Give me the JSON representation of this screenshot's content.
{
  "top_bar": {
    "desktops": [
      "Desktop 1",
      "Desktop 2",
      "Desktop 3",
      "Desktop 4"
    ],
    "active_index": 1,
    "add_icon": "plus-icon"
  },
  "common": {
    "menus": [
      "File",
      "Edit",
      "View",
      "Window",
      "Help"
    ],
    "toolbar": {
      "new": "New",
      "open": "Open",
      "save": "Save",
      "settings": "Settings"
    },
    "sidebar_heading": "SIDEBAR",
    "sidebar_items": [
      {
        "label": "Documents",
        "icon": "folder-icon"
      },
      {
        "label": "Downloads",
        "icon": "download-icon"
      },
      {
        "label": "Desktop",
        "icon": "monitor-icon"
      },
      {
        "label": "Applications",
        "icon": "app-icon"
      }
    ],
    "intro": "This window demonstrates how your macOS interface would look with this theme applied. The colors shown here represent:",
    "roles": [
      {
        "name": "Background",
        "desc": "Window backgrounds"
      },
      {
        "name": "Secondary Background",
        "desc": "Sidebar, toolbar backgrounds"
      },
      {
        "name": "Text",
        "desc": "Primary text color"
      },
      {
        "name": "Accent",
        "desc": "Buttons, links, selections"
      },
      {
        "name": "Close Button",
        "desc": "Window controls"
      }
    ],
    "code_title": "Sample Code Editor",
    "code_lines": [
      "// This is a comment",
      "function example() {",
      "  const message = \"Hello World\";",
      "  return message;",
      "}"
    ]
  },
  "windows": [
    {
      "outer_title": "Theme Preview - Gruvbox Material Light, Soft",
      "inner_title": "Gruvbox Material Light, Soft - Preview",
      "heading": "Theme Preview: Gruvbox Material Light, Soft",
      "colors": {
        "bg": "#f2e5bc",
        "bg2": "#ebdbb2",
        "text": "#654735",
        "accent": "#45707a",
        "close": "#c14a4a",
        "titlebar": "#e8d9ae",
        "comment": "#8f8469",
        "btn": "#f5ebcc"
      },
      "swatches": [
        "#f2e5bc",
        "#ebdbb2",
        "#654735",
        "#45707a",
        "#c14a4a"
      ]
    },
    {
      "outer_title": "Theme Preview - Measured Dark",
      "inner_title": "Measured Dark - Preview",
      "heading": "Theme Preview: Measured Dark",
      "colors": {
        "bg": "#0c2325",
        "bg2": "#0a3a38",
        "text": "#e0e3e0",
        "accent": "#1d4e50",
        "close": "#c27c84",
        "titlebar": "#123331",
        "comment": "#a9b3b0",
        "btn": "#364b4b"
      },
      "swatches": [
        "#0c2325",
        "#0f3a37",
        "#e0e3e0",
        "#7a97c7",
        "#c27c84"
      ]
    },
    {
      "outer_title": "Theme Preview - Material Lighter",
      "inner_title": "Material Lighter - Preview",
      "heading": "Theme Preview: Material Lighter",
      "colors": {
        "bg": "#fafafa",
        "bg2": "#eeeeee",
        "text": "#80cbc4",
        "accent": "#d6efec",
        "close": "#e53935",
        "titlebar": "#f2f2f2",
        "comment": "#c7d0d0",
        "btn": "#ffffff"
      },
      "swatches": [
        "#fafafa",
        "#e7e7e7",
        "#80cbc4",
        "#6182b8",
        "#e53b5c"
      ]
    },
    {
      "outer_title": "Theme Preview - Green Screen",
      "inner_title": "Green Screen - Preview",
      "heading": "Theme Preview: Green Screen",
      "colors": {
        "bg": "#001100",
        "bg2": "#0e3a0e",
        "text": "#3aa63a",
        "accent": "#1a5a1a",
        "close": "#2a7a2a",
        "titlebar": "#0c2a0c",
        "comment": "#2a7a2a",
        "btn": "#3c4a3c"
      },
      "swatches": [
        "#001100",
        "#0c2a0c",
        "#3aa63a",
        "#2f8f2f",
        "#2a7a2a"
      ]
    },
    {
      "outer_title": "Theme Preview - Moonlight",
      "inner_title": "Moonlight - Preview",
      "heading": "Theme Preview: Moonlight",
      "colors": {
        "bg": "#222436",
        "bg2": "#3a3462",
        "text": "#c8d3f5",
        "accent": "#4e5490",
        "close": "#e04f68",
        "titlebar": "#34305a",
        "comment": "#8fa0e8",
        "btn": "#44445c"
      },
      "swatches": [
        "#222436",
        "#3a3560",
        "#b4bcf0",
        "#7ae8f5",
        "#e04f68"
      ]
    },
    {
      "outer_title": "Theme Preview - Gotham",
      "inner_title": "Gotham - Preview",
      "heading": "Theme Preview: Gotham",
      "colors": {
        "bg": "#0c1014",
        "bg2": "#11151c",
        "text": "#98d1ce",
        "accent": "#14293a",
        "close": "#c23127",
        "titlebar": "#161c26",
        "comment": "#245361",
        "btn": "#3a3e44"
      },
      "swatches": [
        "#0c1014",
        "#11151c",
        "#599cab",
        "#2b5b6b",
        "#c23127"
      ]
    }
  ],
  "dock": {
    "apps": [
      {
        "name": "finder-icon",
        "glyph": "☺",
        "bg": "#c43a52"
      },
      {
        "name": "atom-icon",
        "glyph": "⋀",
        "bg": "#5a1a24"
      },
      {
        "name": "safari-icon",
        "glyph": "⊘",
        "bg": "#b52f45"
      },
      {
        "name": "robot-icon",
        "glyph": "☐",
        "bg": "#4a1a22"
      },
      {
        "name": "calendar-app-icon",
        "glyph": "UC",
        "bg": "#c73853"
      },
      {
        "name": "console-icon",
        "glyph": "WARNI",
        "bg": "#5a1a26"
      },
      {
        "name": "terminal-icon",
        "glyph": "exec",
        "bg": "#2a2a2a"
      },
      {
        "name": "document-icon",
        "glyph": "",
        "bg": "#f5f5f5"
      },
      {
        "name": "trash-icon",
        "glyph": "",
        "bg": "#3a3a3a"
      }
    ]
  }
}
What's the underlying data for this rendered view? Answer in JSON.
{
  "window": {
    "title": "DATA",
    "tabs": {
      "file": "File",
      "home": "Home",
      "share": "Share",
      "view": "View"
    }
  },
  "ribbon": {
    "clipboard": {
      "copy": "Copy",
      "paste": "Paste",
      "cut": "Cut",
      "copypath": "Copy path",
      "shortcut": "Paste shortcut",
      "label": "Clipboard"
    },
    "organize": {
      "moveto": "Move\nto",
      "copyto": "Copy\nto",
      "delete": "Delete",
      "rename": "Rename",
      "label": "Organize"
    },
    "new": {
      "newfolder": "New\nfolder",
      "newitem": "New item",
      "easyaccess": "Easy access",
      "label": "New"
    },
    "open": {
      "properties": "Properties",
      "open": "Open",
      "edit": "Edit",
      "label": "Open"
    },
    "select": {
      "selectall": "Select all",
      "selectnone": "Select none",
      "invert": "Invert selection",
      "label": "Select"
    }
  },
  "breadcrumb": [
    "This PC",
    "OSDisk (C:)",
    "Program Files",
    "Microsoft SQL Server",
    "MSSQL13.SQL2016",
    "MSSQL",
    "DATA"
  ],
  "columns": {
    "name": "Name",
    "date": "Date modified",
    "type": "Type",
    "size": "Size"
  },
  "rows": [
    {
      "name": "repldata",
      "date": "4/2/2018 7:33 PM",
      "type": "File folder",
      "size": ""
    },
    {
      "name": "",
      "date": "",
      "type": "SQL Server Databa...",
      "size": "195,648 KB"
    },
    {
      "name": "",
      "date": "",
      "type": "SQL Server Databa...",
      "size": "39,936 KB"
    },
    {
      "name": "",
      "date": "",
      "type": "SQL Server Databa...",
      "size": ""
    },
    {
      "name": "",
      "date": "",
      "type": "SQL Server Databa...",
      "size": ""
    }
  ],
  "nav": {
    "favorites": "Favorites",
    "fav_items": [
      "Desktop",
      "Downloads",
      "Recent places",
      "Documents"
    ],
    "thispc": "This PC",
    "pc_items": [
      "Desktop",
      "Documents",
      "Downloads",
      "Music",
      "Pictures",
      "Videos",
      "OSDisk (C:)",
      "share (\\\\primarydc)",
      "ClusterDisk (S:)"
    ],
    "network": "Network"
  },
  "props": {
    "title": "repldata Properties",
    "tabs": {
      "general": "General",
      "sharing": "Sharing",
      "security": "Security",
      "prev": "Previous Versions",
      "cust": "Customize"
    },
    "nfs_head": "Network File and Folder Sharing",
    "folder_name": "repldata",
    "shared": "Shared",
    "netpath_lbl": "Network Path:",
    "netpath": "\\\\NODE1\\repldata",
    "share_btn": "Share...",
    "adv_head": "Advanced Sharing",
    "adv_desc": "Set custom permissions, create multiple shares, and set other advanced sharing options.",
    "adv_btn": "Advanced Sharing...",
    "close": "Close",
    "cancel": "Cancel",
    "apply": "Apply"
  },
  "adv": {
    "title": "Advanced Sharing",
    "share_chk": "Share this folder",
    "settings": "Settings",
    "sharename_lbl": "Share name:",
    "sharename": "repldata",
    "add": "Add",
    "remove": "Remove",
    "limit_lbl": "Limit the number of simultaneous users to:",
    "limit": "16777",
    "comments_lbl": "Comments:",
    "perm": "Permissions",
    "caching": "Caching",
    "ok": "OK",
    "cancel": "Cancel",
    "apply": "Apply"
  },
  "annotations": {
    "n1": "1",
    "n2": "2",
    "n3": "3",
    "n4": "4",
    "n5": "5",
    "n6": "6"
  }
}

* Directions: Figure out how many lines above include the string "Paste", then report that number and nothing else.

* Task response: 2